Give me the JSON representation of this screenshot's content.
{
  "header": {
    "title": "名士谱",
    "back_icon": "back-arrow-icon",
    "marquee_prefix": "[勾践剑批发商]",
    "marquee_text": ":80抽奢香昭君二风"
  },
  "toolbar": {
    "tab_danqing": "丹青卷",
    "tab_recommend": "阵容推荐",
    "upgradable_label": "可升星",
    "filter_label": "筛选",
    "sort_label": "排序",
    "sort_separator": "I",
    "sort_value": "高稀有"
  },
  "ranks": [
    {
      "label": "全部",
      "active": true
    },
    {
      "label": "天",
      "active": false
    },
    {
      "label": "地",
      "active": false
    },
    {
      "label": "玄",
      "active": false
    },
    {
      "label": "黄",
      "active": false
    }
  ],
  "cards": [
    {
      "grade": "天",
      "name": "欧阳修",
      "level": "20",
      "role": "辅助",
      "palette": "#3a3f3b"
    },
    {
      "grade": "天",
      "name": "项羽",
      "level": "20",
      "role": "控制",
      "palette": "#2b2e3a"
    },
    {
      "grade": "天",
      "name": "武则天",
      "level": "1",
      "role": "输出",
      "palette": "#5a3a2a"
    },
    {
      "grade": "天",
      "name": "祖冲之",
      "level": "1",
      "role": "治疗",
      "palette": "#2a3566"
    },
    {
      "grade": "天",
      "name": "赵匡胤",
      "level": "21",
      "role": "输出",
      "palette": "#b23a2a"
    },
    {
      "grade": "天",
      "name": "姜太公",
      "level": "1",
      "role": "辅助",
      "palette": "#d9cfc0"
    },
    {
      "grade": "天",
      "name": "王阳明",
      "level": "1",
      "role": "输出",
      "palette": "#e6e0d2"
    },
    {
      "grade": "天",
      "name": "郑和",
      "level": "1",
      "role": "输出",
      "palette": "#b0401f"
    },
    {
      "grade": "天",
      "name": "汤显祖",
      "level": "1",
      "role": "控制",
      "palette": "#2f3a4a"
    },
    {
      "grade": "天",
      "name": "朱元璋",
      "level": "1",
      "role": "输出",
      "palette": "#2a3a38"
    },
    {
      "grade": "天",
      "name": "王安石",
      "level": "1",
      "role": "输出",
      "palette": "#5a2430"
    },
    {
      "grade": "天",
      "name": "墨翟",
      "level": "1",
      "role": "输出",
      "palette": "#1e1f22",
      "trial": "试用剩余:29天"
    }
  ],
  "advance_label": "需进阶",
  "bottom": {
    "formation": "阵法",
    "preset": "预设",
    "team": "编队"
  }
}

◆ ◆ ◆

Written exercise
Reproduce the entries above in full by retyping them exactly.

Output below
Give me the JSON representation of this screenshot's content.
{
  "header": {
    "title": "名士谱",
    "back_icon": "back-arrow-icon",
    "marquee_prefix": "[勾践剑批发商]",
    "marquee_text": ":80抽奢香昭君二风"
  },
  "toolbar": {
    "tab_danqing": "丹青卷",
    "tab_recommend": "阵容推荐",
    "upgradable_label": "可升星",
    "filter_label": "筛选",
    "sort_label": "排序",
    "sort_separator": "I",
    "sort_value": "高稀有"
  },
  "ranks": [
    {
      "label": "全部",
      "active": true
    },
    {
      "label": "天",
      "active": false
    },
    {
      "label": "地",
      "active": false
    },
    {
      "label": "玄",
      "active": false
    },
    {
      "label": "黄",
      "active": false
    }
  ],
  "cards": [
    {
      "grade": "天",
      "name": "欧阳修",
      "level": "20",
      "role": "辅助",
      "palette": "#3a3f3b"
    },
    {
      "grade": "天",
      "name": "项羽",
      "level": "20",
      "role": "控制",
      "palette": "#2b2e3a"
    },
    {
      "grade": "天",
      "name": "武则天",
      "level": "1",
      "role": "输出",
      "palette": "#5a3a2a"
    },
    {
      "grade": "天",
      "name": "祖冲之",
      "level": "1",
      "role": "治疗",
      "palette": "#2a3566"
    },
    {
      "grade": "天",
      "name": "赵匡胤",
      "level": "21",
      "role": "输出",
      "palette": "#b23a2a"
    },
    {
      "grade": "天",
      "name": "姜太公",
      "level": "1",
      "role": "辅助",
      "palette": "#d9cfc0"
    },
    {
      "grade": "天",
      "name": "王阳明",
      "level": "1",
      "role": "输出",
      "palette": "#e6e0d2"
    },
    {
      "grade": "天",
      "name": "郑和",
      "level": "1",
      "role": "输出",
      "palette": "#b0401f"
    },
    {
      "grade": "天",
      "name": "汤显祖",
      "level": "1",
      "role": "控制",
      "palette": "#2f3a4a"
    },
    {
      "grade": "天",
      "name": "朱元璋",
      "level": "1",
      "role": "输出",
      "palette": "#2a3a38"
    },
    {
      "grade": "天",
      "name": "王安石",
      "level": "1",
      "role": "输出",
      "palette": "#5a2430"
    },
    {
      "grade": "天",
      "name": "墨翟",
      "level": "1",
      "role": "输出",
      "palette": "#1e1f22",
      "trial": "试用剩余:29天"
    }
  ],
  "advance_label": "需进阶",
  "bottom": {
    "formation": "阵法",
    "preset": "预设",
    "team": "编队"
  }
}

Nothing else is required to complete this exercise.